Stated task: The records below must be retyped exactly.

####################

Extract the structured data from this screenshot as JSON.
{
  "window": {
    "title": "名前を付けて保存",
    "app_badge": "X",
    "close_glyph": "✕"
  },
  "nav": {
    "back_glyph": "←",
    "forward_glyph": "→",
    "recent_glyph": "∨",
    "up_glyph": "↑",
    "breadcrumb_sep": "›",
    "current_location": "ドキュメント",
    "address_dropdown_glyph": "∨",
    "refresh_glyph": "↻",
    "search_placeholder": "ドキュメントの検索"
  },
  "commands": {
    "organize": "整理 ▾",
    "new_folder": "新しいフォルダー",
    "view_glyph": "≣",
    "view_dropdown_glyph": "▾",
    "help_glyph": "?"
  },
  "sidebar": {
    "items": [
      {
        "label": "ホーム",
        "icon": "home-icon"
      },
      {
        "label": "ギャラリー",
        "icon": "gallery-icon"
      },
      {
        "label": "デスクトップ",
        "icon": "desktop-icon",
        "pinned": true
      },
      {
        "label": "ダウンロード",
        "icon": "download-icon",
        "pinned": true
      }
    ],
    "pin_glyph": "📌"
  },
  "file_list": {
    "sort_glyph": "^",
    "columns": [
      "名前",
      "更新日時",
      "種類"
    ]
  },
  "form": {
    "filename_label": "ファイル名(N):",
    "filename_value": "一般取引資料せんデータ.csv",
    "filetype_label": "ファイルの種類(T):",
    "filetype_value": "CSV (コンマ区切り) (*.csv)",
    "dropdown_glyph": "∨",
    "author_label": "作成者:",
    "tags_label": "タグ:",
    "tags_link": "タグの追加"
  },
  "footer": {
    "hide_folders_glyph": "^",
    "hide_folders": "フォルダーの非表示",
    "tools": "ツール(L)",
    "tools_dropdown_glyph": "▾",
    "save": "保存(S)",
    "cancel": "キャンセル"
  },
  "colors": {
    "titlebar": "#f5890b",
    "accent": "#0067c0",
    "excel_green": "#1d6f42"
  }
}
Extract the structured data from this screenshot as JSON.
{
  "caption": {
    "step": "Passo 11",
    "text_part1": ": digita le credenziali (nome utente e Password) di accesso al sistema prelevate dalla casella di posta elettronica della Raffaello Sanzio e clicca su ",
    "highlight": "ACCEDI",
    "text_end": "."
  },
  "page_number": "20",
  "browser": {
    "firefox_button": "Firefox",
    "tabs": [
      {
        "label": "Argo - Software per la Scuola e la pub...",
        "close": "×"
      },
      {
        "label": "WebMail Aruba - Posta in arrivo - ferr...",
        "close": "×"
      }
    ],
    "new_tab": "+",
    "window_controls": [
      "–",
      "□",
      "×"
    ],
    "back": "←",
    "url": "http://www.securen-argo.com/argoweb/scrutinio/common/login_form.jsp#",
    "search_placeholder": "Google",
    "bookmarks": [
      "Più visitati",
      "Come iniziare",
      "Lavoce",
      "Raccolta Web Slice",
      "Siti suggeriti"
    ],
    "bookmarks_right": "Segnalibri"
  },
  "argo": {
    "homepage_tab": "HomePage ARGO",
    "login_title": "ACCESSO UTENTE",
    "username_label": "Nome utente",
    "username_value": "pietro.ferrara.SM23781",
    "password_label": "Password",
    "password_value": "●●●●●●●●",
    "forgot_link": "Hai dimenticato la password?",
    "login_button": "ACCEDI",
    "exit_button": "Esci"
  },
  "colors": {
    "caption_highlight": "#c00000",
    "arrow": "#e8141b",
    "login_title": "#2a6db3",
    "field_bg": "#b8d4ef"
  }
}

####################

Output of the exercise:
Extract the structured data from this screenshot as JSON.
{
  "window": {
    "title": "名前を付けて保存",
    "app_badge": "X",
    "close_glyph": "✕"
  },
  "nav": {
    "back_glyph": "←",
    "forward_glyph": "→",
    "recent_glyph": "∨",
    "up_glyph": "↑",
    "breadcrumb_sep": "›",
    "current_location": "ドキュメント",
    "address_dropdown_glyph": "∨",
    "refresh_glyph": "↻",
    "search_placeholder": "ドキュメントの検索"
  },
  "commands": {
    "organize": "整理 ▾",
    "new_folder": "新しいフォルダー",
    "view_glyph": "≣",
    "view_dropdown_glyph": "▾",
    "help_glyph": "?"
  },
  "sidebar": {
    "items": [
      {
        "label": "ホーム",
        "icon": "home-icon"
      },
      {
        "label": "ギャラリー",
        "icon": "gallery-icon"
      },
      {
        "label": "デスクトップ",
        "icon": "desktop-icon",
        "pinned": true
      },
      {
        "label": "ダウンロード",
        "icon": "download-icon",
        "pinned": true
      }
    ],
    "pin_glyph": "📌"
  },
  "file_list": {
    "sort_glyph": "^",
    "columns": [
      "名前",
      "更新日時",
      "種類"
    ]
  },
  "form": {
    "filename_label": "ファイル名(N):",
    "filename_value": "一般取引資料せんデータ.csv",
    "filetype_label": "ファイルの種類(T):",
    "filetype_value": "CSV (コンマ区切り) (*.csv)",
    "dropdown_glyph": "∨",
    "author_label": "作成者:",
    "tags_label": "タグ:",
    "tags_link": "タグの追加"
  },
  "footer": {
    "hide_folders_glyph": "^",
    "hide_folders": "フォルダーの非表示",
    "tools": "ツール(L)",
    "tools_dropdown_glyph": "▾",
    "save": "保存(S)",
    "cancel": "キャンセル"
  },
  "colors": {
    "titlebar": "#f5890b",
    "accent": "#0067c0",
    "excel_green": "#1d6f42"
  }
}
Extract the structured data from this screenshot as JSON.
{
  "caption": {
    "step": "Passo 11",
    "text_part1": ": digita le credenziali (nome utente e Password) di accesso al sistema prelevate dalla casella di posta elettronica della Raffaello Sanzio e clicca su ",
    "highlight": "ACCEDI",
    "text_end": "."
  },
  "page_number": "20",
  "browser": {
    "firefox_button": "Firefox",
    "tabs": [
      {
        "label": "Argo - Software per la Scuola e la pub...",
        "close": "×"
      },
      {
        "label": "WebMail Aruba - Posta in arrivo - ferr...",
        "close": "×"
      }
    ],
    "new_tab": "+",
    "window_controls": [
      "–",
      "□",
      "×"
    ],
    "back": "←",
    "url": "http://www.securen-argo.com/argoweb/scrutinio/common/login_form.jsp#",
    "search_placeholder": "Google",
    "bookmarks": [
      "Più visitati",
      "Come iniziare",
      "Lavoce",
      "Raccolta Web Slice",
      "Siti suggeriti"
    ],
    "bookmarks_right": "Segnalibri"
  },
  "argo": {
    "homepage_tab": "HomePage ARGO",
    "login_title": "ACCESSO UTENTE",
    "username_label": "Nome utente",
    "username_value": "pietro.ferrara.SM23781",
    "password_label": "Password",
    "password_value": "●●●●●●●●",
    "forgot_link": "Hai dimenticato la password?",
    "login_button": "ACCEDI",
    "exit_button": "Esci"
  },
  "colors": {
    "caption_highlight": "#c00000",
    "arrow": "#e8141b",
    "login_title": "#2a6db3",
    "field_bg": "#b8d4ef"
  }
}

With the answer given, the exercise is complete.